Stored items
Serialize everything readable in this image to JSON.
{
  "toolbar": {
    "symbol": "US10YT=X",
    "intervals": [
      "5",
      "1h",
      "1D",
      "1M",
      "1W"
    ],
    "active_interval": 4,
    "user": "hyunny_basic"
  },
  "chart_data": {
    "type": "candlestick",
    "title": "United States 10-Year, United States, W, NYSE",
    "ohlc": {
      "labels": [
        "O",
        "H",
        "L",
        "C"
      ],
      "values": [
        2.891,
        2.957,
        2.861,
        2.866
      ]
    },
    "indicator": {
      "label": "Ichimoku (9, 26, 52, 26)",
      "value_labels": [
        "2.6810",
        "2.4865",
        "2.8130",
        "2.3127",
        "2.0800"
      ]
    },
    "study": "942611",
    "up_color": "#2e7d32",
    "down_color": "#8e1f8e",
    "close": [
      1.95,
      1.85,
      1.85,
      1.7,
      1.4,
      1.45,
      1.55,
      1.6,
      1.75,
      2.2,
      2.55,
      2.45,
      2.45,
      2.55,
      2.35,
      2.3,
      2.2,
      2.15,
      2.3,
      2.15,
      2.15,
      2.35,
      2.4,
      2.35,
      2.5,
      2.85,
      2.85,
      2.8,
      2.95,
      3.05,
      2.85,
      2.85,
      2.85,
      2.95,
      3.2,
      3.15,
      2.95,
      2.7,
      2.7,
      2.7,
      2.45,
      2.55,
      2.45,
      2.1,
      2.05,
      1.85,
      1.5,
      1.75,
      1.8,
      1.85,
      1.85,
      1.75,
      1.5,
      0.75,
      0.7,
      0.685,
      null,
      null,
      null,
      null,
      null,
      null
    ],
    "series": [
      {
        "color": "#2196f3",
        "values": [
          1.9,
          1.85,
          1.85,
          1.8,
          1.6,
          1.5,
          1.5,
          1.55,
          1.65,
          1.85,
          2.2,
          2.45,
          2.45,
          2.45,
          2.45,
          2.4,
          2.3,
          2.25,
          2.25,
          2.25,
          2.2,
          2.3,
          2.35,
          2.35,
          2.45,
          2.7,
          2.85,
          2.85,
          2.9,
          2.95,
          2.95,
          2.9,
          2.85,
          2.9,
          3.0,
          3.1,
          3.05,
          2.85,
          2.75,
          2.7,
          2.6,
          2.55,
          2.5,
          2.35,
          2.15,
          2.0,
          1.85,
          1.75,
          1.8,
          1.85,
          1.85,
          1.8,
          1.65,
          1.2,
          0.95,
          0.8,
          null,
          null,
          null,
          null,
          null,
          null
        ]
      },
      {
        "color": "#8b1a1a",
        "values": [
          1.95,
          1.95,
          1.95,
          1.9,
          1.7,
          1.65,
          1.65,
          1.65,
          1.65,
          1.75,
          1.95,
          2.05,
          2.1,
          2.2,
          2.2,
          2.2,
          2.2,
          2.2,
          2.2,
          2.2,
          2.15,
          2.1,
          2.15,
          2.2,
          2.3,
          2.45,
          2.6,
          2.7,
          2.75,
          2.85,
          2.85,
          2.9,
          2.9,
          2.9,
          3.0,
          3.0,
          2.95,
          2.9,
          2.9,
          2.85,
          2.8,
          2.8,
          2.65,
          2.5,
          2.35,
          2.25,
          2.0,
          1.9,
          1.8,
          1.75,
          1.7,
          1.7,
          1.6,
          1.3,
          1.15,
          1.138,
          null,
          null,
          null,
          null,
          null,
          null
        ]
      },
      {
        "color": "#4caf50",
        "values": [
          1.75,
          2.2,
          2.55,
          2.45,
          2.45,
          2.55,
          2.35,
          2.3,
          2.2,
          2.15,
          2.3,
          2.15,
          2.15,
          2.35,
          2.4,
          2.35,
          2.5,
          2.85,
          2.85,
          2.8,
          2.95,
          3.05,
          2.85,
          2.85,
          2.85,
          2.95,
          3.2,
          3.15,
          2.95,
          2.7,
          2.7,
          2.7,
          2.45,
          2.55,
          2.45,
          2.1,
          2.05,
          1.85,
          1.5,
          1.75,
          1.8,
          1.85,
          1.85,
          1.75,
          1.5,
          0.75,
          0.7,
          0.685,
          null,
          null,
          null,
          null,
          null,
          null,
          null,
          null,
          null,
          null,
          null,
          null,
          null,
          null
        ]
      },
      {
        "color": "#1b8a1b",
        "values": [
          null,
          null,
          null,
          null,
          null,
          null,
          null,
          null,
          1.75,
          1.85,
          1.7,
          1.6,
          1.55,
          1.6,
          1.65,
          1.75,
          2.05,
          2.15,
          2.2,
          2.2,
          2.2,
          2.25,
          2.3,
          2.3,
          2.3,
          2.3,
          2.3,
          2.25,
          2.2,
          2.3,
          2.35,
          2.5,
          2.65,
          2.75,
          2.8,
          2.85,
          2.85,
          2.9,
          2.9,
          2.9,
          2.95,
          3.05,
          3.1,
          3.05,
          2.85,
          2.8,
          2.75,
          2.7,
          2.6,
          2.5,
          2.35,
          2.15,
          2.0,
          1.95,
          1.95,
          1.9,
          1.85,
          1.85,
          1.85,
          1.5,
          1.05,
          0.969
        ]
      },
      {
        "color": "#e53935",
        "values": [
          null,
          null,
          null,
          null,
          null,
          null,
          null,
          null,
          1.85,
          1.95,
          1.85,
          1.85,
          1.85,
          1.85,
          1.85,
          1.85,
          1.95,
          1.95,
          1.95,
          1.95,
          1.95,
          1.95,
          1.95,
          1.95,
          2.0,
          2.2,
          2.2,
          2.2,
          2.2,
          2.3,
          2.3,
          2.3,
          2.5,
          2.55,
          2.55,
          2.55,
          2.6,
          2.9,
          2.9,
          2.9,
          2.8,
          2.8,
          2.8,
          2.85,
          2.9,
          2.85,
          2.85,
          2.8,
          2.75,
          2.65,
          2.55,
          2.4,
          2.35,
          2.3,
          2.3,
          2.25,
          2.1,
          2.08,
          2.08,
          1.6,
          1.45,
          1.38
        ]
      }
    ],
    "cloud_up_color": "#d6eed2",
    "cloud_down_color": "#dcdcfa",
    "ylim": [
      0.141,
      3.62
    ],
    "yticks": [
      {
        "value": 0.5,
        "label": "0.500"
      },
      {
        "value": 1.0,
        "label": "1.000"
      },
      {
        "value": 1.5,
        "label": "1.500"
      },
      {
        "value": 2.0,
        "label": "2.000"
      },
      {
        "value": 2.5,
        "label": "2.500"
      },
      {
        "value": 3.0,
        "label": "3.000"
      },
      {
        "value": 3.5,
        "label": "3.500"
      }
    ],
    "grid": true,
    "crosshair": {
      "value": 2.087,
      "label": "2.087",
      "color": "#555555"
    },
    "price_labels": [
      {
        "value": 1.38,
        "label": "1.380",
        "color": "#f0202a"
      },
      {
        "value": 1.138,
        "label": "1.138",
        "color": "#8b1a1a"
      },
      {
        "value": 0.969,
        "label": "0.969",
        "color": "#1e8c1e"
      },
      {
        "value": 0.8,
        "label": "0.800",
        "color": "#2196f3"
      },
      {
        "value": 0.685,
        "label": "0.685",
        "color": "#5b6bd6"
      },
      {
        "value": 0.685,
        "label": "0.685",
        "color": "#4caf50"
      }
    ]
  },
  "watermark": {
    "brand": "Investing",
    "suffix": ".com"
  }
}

■ EXERCISE DESCRIPTION ■
Nothing should be left out: return all of the records exactly.

■ WORKED ANSWER ■
Serialize everything readable in this image to JSON.
{
  "toolbar": {
    "symbol": "US10YT=X",
    "intervals": [
      "5",
      "1h",
      "1D",
      "1M",
      "1W"
    ],
    "active_interval": 4,
    "user": "hyunny_basic"
  },
  "chart_data": {
    "type": "candlestick",
    "title": "United States 10-Year, United States, W, NYSE",
    "ohlc": {
      "labels": [
        "O",
        "H",
        "L",
        "C"
      ],
      "values": [
        2.891,
        2.957,
        2.861,
        2.866
      ]
    },
    "indicator": {
      "label": "Ichimoku (9, 26, 52, 26)",
      "value_labels": [
        "2.6810",
        "2.4865",
        "2.8130",
        "2.3127",
        "2.0800"
      ]
    },
    "study": "942611",
    "up_color": "#2e7d32",
    "down_color": "#8e1f8e",
    "close": [
      1.95,
      1.85,
      1.85,
      1.7,
      1.4,
      1.45,
      1.55,
      1.6,
      1.75,
      2.2,
      2.55,
      2.45,
      2.45,
      2.55,
      2.35,
      2.3,
      2.2,
      2.15,
      2.3,
      2.15,
      2.15,
      2.35,
      2.4,
      2.35,
      2.5,
      2.85,
      2.85,
      2.8,
      2.95,
      3.05,
      2.85,
      2.85,
      2.85,
      2.95,
      3.2,
      3.15,
      2.95,
      2.7,
      2.7,
      2.7,
      2.45,
      2.55,
      2.45,
      2.1,
      2.05,
      1.85,
      1.5,
      1.75,
      1.8,
      1.85,
      1.85,
      1.75,
      1.5,
      0.75,
      0.7,
      0.685,
      null,
      null,
      null,
      null,
      null,
      null
    ],
    "series": [
      {
        "color": "#2196f3",
        "values": [
          1.9,
          1.85,
          1.85,
          1.8,
          1.6,
          1.5,
          1.5,
          1.55,
          1.65,
          1.85,
          2.2,
          2.45,
          2.45,
          2.45,
          2.45,
          2.4,
          2.3,
          2.25,
          2.25,
          2.25,
          2.2,
          2.3,
          2.35,
          2.35,
          2.45,
          2.7,
          2.85,
          2.85,
          2.9,
          2.95,
          2.95,
          2.9,
          2.85,
          2.9,
          3.0,
          3.1,
          3.05,
          2.85,
          2.75,
          2.7,
          2.6,
          2.55,
          2.5,
          2.35,
          2.15,
          2.0,
          1.85,
          1.75,
          1.8,
          1.85,
          1.85,
          1.8,
          1.65,
          1.2,
          0.95,
          0.8,
          null,
          null,
          null,
          null,
          null,
          null
        ]
      },
      {
        "color": "#8b1a1a",
        "values": [
          1.95,
          1.95,
          1.95,
          1.9,
          1.7,
          1.65,
          1.65,
          1.65,
          1.65,
          1.75,
          1.95,
          2.05,
          2.1,
          2.2,
          2.2,
          2.2,
          2.2,
          2.2,
          2.2,
          2.2,
          2.15,
          2.1,
          2.15,
          2.2,
          2.3,
          2.45,
          2.6,
          2.7,
          2.75,
          2.85,
          2.85,
          2.9,
          2.9,
          2.9,
          3.0,
          3.0,
          2.95,
          2.9,
          2.9,
          2.85,
          2.8,
          2.8,
          2.65,
          2.5,
          2.35,
          2.25,
          2.0,
          1.9,
          1.8,
          1.75,
          1.7,
          1.7,
          1.6,
          1.3,
          1.15,
          1.138,
          null,
          null,
          null,
          null,
          null,
          null
        ]
      },
      {
        "color": "#4caf50",
        "values": [
          1.75,
          2.2,
          2.55,
          2.45,
          2.45,
          2.55,
          2.35,
          2.3,
          2.2,
          2.15,
          2.3,
          2.15,
          2.15,
          2.35,
          2.4,
          2.35,
          2.5,
          2.85,
          2.85,
          2.8,
          2.95,
          3.05,
          2.85,
          2.85,
          2.85,
          2.95,
          3.2,
          3.15,
          2.95,
          2.7,
          2.7,
          2.7,
          2.45,
          2.55,
          2.45,
          2.1,
          2.05,
          1.85,
          1.5,
          1.75,
          1.8,
          1.85,
          1.85,
          1.75,
          1.5,
          0.75,
          0.7,
          0.685,
          null,
          null,
          null,
          null,
          null,
          null,
          null,
          null,
          null,
          null,
          null,
          null,
          null,
          null
        ]
      },
      {
        "color": "#1b8a1b",
        "values": [
          null,
          null,
          null,
          null,
          null,
          null,
          null,
          null,
          1.75,
          1.85,
          1.7,
          1.6,
          1.55,
          1.6,
          1.65,
          1.75,
          2.05,
          2.15,
          2.2,
          2.2,
          2.2,
          2.25,
          2.3,
          2.3,
          2.3,
          2.3,
          2.3,
          2.25,
          2.2,
          2.3,
          2.35,
          2.5,
          2.65,
          2.75,
          2.8,
          2.85,
          2.85,
          2.9,
          2.9,
          2.9,
          2.95,
          3.05,
          3.1,
          3.05,
          2.85,
          2.8,
          2.75,
          2.7,
          2.6,
          2.5,
          2.35,
          2.15,
          2.0,
          1.95,
          1.95,
          1.9,
          1.85,
          1.85,
          1.85,
          1.5,
          1.05,
          0.969
        ]
      },
      {
        "color": "#e53935",
        "values": [
          null,
          null,
          null,
          null,
          null,
          null,
          null,
          null,
          1.85,
          1.95,
          1.85,
          1.85,
          1.85,
          1.85,
          1.85,
          1.85,
          1.95,
          1.95,
          1.95,
          1.95,
          1.95,
          1.95,
          1.95,
          1.95,
          2.0,
          2.2,
          2.2,
          2.2,
          2.2,
          2.3,
          2.3,
          2.3,
          2.5,
          2.55,
          2.55,
          2.55,
          2.6,
          2.9,
          2.9,
          2.9,
          2.8,
          2.8,
          2.8,
          2.85,
          2.9,
          2.85,
          2.85,
          2.8,
          2.75,
          2.65,
          2.55,
          2.4,
          2.35,
          2.3,
          2.3,
          2.25,
          2.1,
          2.08,
          2.08,
          1.6,
          1.45,
          1.38
        ]
      }
    ],
    "cloud_up_color": "#d6eed2",
    "cloud_down_color": "#dcdcfa",
    "ylim": [
      0.141,
      3.62
    ],
    "yticks": [
      {
        "value": 0.5,
        "label": "0.500"
      },
      {
        "value": 1.0,
        "label": "1.000"
      },
      {
        "value": 1.5,
        "label": "1.500"
      },
      {
        "value": 2.0,
        "label": "2.000"
      },
      {
        "value": 2.5,
        "label": "2.500"
      },
      {
        "value": 3.0,
        "label": "3.000"
      },
      {
        "value": 3.5,
        "label": "3.500"
      }
    ],
    "grid": true,
    "crosshair": {
      "value": 2.087,
      "label": "2.087",
      "color": "#555555"
    },
    "price_labels": [
      {
        "value": 1.38,
        "label": "1.380",
        "color": "#f0202a"
      },
      {
        "value": 1.138,
        "label": "1.138",
        "color": "#8b1a1a"
      },
      {
        "value": 0.969,
        "label": "0.969",
        "color": "#1e8c1e"
      },
      {
        "value": 0.8,
        "label": "0.800",
        "color": "#2196f3"
      },
      {
        "value": 0.685,
        "label": "0.685",
        "color": "#5b6bd6"
      },
      {
        "value": 0.685,
        "label": "0.685",
        "color": "#4caf50"
      }
    ]
  },
  "watermark": {
    "brand": "Investing",
    "suffix": ".com"
  }
}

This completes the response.